##### Listing #####

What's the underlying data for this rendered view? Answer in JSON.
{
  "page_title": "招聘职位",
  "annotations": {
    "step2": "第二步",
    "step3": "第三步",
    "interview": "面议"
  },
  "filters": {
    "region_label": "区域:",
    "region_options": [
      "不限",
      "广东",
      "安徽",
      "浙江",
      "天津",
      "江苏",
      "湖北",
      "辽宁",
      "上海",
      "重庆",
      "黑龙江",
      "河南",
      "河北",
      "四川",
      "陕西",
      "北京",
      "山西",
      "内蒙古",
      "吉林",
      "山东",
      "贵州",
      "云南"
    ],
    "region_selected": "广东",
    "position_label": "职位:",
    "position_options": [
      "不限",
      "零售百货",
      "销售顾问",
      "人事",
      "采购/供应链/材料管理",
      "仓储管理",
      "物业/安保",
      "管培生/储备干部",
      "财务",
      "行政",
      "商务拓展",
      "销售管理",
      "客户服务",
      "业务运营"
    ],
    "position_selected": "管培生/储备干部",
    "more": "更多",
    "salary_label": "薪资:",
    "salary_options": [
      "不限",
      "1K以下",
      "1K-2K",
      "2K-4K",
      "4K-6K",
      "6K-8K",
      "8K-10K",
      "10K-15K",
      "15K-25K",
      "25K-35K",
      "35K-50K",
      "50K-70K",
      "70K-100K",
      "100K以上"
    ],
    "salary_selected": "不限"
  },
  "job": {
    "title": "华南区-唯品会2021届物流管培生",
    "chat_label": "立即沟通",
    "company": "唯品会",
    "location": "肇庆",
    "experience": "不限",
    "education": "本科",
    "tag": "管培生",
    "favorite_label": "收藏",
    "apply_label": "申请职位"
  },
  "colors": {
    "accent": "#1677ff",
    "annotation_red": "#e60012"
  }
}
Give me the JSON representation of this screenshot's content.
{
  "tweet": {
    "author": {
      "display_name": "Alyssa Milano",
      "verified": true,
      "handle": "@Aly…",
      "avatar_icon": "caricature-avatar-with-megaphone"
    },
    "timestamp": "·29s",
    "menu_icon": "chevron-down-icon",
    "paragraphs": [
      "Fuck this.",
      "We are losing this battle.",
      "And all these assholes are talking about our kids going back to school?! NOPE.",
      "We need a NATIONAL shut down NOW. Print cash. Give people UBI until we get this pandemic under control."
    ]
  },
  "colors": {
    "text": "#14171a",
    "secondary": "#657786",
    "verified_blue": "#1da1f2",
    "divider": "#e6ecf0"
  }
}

#####

**Description of the task:** In the records above, find the line containing "Give me the"; please retype it and every line after it through the last line, exactly and with nothing else.

**Solution for this exercise:**
Give me the JSON representation of this screenshot's content.
{
  "tweet": {
    "author": {
      "display_name": "Alyssa Milano",
      "verified": true,
      "handle": "@Aly…",
      "avatar_icon": "caricature-avatar-with-megaphone"
    },
    "timestamp": "·29s",
    "menu_icon": "chevron-down-icon",
    "paragraphs": [
      "Fuck this.",
      "We are losing this battle.",
      "And all these assholes are talking about our kids going back to school?! NOPE.",
      "We need a NATIONAL shut down NOW. Print cash. Give people UBI until we get this pandemic under control."
    ]
  },
  "colors": {
    "text": "#14171a",
    "secondary": "#657786",
    "verified_blue": "#1da1f2",
    "divider": "#e6ecf0"
  }
}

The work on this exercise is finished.